WRITTEN INSTRUCTION => Locate each line with the string "проектом" in the listing below and copy it.

DATA SECTION =>
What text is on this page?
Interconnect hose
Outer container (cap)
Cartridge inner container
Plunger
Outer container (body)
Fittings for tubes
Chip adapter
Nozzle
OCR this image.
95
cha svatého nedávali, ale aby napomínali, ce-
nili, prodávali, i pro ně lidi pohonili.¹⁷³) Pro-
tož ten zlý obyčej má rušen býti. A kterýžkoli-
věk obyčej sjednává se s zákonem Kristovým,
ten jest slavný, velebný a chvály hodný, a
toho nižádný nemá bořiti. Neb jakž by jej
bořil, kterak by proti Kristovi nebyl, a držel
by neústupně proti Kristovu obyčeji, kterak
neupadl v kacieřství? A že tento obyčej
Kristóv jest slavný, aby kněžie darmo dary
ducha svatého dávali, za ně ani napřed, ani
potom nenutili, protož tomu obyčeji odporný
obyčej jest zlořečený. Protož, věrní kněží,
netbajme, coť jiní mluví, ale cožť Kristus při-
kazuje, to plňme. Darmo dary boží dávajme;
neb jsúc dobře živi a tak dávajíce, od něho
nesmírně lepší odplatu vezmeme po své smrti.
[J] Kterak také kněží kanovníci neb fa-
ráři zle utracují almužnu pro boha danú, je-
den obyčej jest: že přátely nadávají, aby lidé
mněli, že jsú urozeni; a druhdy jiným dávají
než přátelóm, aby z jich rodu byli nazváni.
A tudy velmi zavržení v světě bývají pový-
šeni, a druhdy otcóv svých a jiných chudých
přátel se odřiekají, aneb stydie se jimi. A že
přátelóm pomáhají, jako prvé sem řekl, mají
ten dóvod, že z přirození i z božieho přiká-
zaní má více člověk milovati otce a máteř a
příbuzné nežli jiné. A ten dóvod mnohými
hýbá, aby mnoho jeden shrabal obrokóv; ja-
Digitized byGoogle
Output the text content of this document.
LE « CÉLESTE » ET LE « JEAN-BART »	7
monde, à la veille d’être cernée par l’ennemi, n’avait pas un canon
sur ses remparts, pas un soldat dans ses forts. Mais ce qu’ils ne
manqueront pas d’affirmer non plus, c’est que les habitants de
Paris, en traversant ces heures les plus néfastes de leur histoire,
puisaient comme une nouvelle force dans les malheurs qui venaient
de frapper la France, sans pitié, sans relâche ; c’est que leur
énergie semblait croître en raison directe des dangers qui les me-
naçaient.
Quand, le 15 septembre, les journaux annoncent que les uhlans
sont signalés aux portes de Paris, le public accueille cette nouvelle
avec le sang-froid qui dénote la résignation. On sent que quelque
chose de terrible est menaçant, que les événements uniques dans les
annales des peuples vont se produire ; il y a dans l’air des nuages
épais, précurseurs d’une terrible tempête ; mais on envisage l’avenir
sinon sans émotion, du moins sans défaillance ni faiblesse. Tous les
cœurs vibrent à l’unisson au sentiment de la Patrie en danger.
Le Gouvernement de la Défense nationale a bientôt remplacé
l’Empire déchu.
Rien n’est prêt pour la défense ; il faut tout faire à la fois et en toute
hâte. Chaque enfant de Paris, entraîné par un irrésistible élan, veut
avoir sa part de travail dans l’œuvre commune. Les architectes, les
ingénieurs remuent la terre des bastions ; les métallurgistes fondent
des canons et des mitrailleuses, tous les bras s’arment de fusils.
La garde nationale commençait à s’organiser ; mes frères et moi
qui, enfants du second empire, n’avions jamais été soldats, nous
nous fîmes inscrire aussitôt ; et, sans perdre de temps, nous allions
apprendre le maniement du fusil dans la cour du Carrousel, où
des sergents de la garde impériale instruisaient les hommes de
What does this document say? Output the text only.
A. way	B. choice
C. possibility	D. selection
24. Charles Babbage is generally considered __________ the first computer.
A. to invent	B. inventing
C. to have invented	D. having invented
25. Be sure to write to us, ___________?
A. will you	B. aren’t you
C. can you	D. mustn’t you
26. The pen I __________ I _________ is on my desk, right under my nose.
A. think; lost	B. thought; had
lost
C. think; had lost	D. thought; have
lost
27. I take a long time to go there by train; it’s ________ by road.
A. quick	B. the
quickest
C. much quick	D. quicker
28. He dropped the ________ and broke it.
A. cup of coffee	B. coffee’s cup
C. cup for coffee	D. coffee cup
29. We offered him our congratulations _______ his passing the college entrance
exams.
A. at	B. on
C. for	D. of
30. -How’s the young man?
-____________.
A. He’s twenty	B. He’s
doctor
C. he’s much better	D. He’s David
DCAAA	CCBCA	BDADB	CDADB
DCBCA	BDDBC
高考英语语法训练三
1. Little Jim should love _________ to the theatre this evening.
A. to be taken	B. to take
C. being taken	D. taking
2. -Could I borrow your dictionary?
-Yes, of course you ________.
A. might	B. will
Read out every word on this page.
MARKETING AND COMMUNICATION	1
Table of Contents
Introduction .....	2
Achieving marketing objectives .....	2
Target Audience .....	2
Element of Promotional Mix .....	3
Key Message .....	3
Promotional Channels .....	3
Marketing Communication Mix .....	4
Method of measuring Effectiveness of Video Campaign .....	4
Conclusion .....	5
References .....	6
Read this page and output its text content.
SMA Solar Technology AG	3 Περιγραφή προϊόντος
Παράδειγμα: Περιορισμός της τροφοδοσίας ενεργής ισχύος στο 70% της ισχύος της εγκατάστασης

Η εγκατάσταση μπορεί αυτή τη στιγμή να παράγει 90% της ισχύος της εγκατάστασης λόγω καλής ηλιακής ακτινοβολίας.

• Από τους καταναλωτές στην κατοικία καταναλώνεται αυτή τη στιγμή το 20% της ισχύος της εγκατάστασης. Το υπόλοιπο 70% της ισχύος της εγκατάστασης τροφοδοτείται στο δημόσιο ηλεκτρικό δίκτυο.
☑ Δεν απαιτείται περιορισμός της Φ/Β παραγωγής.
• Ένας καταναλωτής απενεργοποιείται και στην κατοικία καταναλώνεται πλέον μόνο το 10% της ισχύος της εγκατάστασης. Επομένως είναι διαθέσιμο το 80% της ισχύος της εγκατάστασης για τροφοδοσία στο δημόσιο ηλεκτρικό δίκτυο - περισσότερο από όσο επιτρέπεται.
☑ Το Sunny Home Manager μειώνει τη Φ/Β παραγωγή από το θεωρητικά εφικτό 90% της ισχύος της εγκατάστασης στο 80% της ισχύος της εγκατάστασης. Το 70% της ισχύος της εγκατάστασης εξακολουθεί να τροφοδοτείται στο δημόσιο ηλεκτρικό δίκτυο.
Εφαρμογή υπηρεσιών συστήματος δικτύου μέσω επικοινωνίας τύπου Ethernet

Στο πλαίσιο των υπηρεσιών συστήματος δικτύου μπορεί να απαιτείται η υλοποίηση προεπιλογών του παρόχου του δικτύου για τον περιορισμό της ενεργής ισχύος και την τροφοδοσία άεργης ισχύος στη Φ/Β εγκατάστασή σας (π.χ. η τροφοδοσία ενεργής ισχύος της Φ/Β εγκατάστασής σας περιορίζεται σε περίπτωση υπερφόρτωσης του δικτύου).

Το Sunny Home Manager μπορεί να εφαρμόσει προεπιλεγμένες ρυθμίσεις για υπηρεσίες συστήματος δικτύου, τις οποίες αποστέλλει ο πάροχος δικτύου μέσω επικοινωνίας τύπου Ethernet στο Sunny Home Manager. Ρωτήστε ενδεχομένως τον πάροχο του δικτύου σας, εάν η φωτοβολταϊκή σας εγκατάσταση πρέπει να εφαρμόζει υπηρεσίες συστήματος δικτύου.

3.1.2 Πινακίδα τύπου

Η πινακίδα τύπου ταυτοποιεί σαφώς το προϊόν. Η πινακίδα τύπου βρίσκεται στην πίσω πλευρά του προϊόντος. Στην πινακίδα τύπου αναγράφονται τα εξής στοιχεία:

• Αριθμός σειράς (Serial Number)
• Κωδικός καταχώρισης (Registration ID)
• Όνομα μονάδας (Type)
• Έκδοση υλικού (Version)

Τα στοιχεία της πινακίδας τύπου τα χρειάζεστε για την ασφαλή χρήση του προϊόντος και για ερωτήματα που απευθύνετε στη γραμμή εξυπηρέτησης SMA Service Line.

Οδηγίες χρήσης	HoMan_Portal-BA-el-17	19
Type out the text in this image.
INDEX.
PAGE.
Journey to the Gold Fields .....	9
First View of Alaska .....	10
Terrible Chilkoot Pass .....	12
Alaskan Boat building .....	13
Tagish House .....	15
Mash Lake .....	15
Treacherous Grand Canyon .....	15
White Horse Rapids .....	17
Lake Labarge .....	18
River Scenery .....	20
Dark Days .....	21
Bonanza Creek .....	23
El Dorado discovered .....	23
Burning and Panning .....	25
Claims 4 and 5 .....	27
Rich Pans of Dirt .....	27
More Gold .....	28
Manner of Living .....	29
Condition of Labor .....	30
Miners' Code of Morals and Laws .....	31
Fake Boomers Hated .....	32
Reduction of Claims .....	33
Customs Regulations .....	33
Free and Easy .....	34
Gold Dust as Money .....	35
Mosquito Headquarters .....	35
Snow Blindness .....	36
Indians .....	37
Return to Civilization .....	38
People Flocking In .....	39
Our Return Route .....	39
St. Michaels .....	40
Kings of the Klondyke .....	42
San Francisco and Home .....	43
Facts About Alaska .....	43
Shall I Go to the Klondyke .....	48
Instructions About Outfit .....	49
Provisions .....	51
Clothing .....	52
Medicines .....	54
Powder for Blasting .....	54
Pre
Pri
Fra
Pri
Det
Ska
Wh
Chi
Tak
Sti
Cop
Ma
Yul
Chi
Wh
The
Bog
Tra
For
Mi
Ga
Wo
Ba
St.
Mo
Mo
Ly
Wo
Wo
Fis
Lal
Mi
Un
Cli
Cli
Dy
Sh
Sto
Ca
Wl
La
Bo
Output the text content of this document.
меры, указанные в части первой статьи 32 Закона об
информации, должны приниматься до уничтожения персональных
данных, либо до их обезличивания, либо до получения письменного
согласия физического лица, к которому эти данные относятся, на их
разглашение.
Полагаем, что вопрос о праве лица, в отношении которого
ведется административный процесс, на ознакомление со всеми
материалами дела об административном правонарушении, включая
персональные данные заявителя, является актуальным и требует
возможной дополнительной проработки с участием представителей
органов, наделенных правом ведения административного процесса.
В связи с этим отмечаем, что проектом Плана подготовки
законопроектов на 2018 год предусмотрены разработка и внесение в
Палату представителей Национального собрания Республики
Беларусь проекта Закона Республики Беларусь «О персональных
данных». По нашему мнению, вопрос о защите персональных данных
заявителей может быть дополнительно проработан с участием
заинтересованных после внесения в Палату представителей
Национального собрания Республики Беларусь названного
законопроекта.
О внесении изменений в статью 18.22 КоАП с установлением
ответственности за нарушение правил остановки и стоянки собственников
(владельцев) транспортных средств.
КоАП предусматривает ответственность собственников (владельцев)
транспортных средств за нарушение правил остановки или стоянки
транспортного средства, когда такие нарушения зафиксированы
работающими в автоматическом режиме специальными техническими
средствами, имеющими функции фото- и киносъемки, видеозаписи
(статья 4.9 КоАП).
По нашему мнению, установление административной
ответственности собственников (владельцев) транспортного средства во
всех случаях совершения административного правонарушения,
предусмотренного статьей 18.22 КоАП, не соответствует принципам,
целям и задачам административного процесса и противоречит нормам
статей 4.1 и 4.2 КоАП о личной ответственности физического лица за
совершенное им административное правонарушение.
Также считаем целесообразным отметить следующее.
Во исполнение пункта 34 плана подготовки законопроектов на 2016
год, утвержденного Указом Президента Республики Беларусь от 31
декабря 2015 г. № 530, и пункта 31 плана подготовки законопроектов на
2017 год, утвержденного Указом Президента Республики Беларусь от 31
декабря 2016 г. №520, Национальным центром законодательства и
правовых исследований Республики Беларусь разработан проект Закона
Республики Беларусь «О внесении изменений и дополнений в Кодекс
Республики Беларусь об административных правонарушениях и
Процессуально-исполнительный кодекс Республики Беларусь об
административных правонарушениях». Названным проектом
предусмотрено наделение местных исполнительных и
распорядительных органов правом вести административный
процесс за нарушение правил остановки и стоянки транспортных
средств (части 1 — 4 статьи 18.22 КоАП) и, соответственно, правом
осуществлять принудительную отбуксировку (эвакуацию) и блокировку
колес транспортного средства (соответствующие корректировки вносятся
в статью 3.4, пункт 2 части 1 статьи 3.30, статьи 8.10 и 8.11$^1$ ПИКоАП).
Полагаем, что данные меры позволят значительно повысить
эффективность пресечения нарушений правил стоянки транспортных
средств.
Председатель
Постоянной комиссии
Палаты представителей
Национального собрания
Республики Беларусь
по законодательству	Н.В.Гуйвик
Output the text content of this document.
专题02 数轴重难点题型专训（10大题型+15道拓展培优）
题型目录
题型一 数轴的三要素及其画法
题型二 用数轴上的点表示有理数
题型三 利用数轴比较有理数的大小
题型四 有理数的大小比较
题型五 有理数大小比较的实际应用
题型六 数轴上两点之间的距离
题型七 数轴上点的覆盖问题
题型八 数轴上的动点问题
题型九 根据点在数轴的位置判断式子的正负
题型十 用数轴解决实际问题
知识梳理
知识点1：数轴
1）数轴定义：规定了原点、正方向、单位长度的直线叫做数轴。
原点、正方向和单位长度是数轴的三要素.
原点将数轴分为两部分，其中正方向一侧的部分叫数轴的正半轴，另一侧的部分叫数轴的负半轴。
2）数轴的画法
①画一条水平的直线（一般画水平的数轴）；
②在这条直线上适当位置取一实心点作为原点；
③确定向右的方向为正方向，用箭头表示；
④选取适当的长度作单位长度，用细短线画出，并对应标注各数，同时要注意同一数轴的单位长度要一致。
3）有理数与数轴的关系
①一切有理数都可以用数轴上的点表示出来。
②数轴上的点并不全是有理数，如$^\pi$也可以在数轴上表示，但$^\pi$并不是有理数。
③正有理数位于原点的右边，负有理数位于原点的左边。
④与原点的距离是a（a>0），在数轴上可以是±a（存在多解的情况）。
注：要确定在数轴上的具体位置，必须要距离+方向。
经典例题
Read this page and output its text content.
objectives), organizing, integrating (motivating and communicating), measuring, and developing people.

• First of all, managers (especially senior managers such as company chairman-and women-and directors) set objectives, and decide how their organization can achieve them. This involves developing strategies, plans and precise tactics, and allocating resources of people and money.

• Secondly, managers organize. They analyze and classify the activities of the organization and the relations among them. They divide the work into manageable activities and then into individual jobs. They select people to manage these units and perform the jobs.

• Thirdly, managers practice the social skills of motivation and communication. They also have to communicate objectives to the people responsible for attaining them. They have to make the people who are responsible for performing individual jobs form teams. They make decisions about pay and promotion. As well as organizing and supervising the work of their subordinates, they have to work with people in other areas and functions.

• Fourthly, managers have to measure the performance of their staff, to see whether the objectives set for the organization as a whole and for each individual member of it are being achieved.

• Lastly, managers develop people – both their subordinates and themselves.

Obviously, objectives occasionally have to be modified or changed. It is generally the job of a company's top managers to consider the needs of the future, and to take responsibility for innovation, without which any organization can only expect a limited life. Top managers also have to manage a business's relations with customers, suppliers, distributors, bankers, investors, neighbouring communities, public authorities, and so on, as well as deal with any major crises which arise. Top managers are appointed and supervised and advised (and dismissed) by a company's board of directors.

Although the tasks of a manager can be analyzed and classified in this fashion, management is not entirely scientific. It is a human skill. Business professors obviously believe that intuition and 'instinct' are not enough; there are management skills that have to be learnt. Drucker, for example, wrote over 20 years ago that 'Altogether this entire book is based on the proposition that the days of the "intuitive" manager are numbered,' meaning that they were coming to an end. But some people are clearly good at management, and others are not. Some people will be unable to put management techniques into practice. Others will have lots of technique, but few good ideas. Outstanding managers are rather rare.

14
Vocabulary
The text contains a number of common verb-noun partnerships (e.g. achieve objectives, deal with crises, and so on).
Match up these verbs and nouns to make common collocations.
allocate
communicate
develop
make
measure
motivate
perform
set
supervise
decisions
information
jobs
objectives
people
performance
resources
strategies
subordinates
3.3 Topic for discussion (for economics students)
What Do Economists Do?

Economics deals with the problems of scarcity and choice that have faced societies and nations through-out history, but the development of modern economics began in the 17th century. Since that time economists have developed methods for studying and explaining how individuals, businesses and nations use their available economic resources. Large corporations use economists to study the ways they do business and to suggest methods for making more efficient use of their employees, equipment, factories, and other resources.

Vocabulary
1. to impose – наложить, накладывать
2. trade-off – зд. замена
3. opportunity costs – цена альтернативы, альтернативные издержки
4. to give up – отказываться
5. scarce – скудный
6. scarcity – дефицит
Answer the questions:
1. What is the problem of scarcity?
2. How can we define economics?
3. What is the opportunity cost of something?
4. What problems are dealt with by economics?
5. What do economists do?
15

REPLY TO THE EXERCISE =>
В связи с этим отмечаем, что проектом Плана подготовки
административных правонарушениях». Названным проектом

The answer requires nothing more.